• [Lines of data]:
— begin —
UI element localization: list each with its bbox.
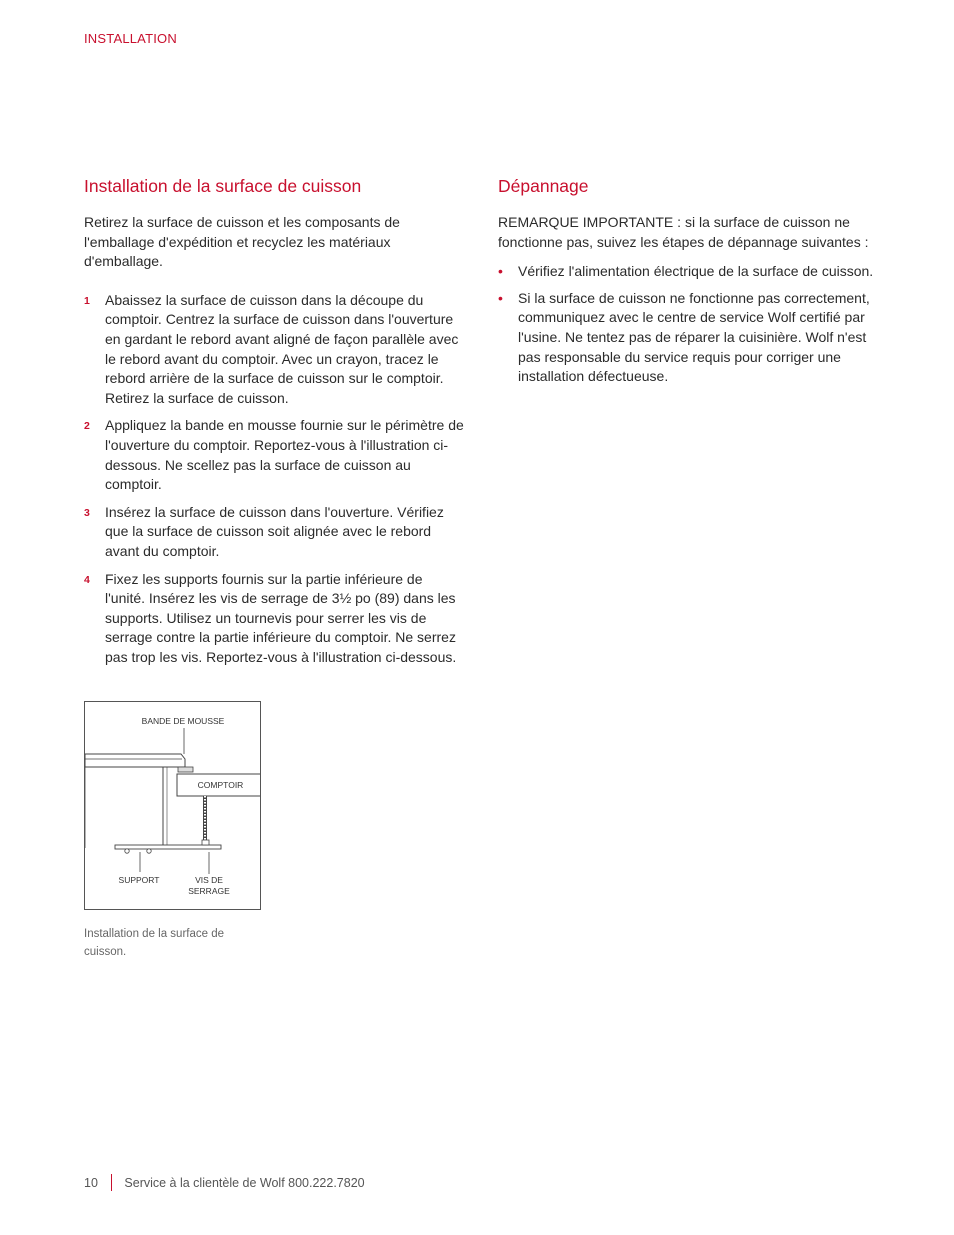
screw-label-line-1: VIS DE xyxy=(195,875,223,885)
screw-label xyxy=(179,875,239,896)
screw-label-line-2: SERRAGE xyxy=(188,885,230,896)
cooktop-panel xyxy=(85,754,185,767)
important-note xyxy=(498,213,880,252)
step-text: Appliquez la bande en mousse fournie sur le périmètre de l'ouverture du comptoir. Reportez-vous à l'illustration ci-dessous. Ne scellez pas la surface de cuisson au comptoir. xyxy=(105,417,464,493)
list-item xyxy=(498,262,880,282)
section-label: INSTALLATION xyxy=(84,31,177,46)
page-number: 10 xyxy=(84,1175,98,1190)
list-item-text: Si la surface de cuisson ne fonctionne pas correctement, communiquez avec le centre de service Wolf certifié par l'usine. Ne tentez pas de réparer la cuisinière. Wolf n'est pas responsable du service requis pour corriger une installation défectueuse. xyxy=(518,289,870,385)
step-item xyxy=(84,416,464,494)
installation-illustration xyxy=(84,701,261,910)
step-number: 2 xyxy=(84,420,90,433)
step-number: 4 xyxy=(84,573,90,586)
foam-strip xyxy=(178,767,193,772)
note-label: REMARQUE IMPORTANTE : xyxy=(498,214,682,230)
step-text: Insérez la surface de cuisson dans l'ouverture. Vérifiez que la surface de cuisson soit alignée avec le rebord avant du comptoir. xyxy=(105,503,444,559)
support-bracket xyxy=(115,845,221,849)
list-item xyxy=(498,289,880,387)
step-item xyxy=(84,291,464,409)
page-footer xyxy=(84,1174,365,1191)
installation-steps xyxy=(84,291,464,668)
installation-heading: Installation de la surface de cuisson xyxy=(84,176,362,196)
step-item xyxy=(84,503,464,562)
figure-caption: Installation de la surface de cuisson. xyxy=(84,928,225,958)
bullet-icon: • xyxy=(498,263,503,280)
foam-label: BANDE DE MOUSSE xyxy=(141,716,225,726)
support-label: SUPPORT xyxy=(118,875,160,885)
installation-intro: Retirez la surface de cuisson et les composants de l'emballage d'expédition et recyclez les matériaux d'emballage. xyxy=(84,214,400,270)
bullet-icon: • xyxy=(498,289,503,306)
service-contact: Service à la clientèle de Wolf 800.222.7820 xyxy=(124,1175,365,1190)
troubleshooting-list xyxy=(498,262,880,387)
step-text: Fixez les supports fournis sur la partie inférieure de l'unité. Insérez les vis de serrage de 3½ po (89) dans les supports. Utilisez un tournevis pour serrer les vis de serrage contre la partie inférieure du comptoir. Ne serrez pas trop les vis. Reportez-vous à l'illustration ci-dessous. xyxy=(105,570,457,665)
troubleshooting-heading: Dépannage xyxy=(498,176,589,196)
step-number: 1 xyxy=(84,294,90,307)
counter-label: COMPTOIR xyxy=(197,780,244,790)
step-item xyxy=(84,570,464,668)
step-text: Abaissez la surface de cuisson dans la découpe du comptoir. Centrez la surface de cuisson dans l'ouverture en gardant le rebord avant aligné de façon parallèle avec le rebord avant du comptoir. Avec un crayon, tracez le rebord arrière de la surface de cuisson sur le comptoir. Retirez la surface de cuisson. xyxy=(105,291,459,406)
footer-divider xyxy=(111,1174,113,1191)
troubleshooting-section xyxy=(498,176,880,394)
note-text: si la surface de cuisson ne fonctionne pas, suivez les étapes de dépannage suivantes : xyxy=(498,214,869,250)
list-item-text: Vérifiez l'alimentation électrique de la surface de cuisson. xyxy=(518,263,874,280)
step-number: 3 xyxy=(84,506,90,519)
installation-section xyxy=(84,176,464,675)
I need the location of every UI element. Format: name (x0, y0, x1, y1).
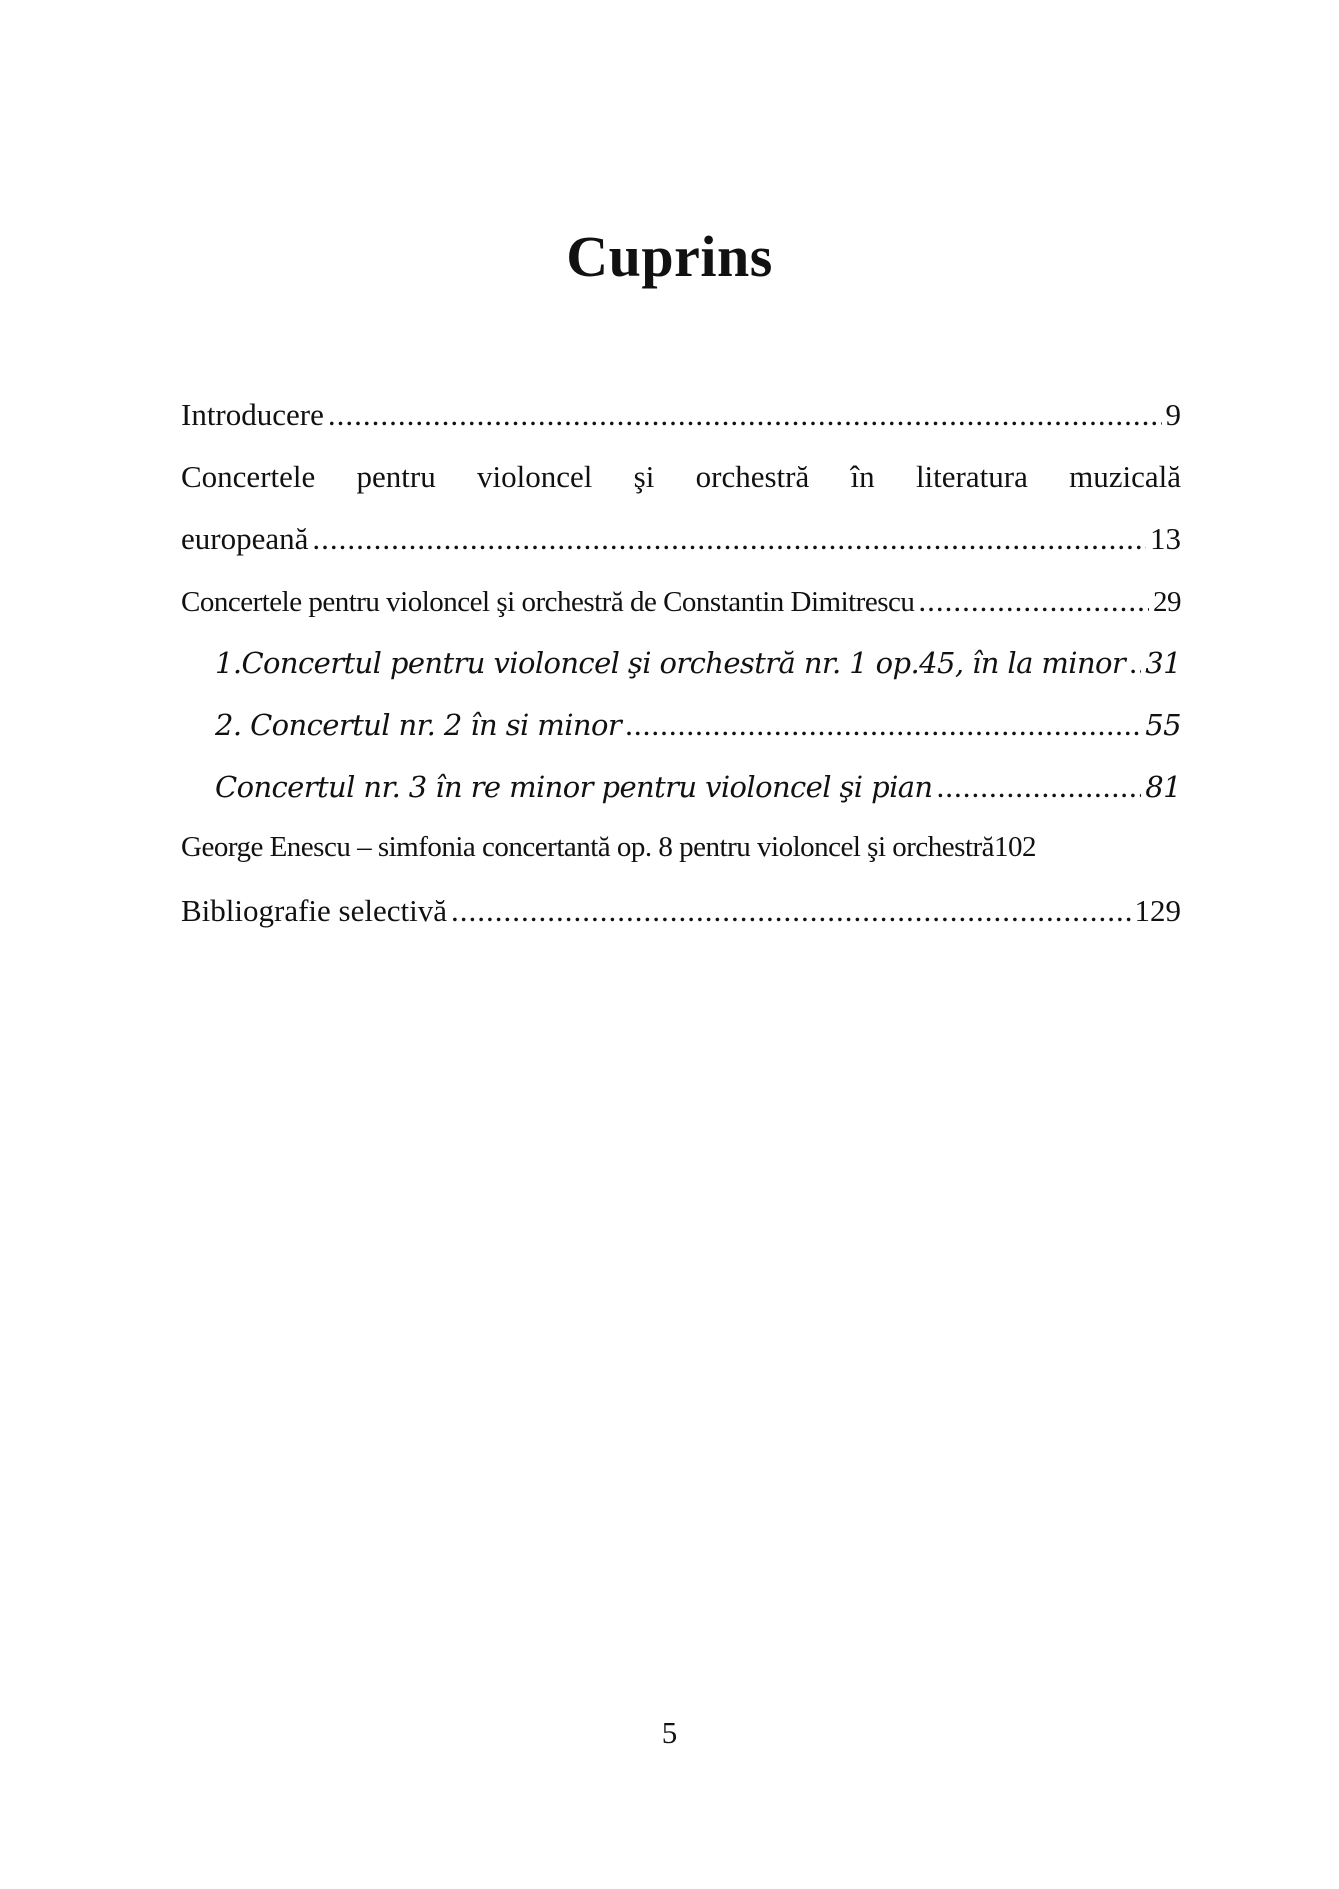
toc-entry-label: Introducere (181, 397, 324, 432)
— end —
• [EXERCISE REQUIREMENTS]:
Copy the lines of data above character for character, omitting the pictures.

• [THE RESPONSE]:
UI element localization: list each with its bbox.
screw-label-line-1: VIS DE xyxy=(195,875,223,885)
screw-label xyxy=(179,875,239,896)
screw-label-line-2: SERRAGE xyxy=(188,885,230,896)
cooktop-panel xyxy=(85,754,185,767)
important-note xyxy=(498,213,880,252)
step-text: Appliquez la bande en mousse fournie sur le périmètre de l'ouverture du comptoir. Reportez-vous à l'illustration ci-dessous. Ne scellez pas la surface de cuisson au comptoir. xyxy=(105,417,464,493)
list-item xyxy=(498,262,880,282)
section-label: INSTALLATION xyxy=(84,31,177,46)
page-number: 10 xyxy=(84,1175,98,1190)
list-item-text: Si la surface de cuisson ne fonctionne pas correctement, communiquez avec le centre de service Wolf certifié par l'usine. Ne tentez pas de réparer la cuisinière. Wolf n'est pas responsable du service requis pour corriger une installation défectueuse. xyxy=(518,289,870,385)
step-item xyxy=(84,416,464,494)
installation-illustration xyxy=(84,701,261,910)
step-number: 2 xyxy=(84,420,90,433)
step-number: 4 xyxy=(84,573,90,586)
foam-strip xyxy=(178,767,193,772)
note-label: REMARQUE IMPORTANTE : xyxy=(498,214,682,230)
step-text: Insérez la surface de cuisson dans l'ouverture. Vérifiez que la surface de cuisson soit alignée avec le rebord avant du comptoir. xyxy=(105,503,444,559)
support-bracket xyxy=(115,845,221,849)
list-item xyxy=(498,289,880,387)
step-item xyxy=(84,291,464,409)
page-footer xyxy=(84,1174,365,1191)
installation-steps xyxy=(84,291,464,668)
installation-heading: Installation de la surface de cuisson xyxy=(84,176,362,196)
step-item xyxy=(84,503,464,562)
figure-caption: Installation de la surface de cuisson. xyxy=(84,928,225,958)
bullet-icon: • xyxy=(498,263,503,280)
foam-label: BANDE DE MOUSSE xyxy=(141,716,225,726)
support-label: SUPPORT xyxy=(118,875,160,885)
installation-intro: Retirez la surface de cuisson et les composants de l'emballage d'expédition et recyclez les matériaux d'emballage. xyxy=(84,214,400,270)
bullet-icon: • xyxy=(498,289,503,306)
service-contact: Service à la clientèle de Wolf 800.222.7820 xyxy=(124,1175,365,1190)
troubleshooting-list xyxy=(498,262,880,387)
step-text: Fixez les supports fournis sur la partie inférieure de l'unité. Insérez les vis de serrage de 3½ po (89) dans les supports. Utilisez un tournevis pour serrer les vis de serrage contre la partie inférieure du comptoir. Ne serrez pas trop les vis. Reportez-vous à l'illustration ci-dessous. xyxy=(105,570,457,665)
troubleshooting-heading: Dépannage xyxy=(498,176,589,196)
step-number: 1 xyxy=(84,294,90,307)
counter-label: COMPTOIR xyxy=(197,780,244,790)
step-item xyxy=(84,570,464,668)
step-text: Abaissez la surface de cuisson dans la découpe du comptoir. Centrez la surface de cuisson dans l'ouverture en gardant le rebord avant aligné de façon parallèle avec le rebord avant du comptoir. Avec un crayon, tracez le rebord arrière de la surface de cuisson sur le comptoir. Retirez la surface de cuisson. xyxy=(105,291,459,406)
footer-divider xyxy=(111,1174,113,1191)
troubleshooting-section xyxy=(498,176,880,394)
note-text: si la surface de cuisson ne fonctionne pas, suivez les étapes de dépannage suivantes : xyxy=(498,214,869,250)
list-item-text: Vérifiez l'alimentation électrique de la surface de cuisson. xyxy=(518,263,874,280)
step-number: 3 xyxy=(84,506,90,519)
installation-section xyxy=(84,176,464,675)
I need the location of every UI element. Format: name (x0, y0, x1, y1).
toc-entry-label: Introducere (181, 397, 324, 432)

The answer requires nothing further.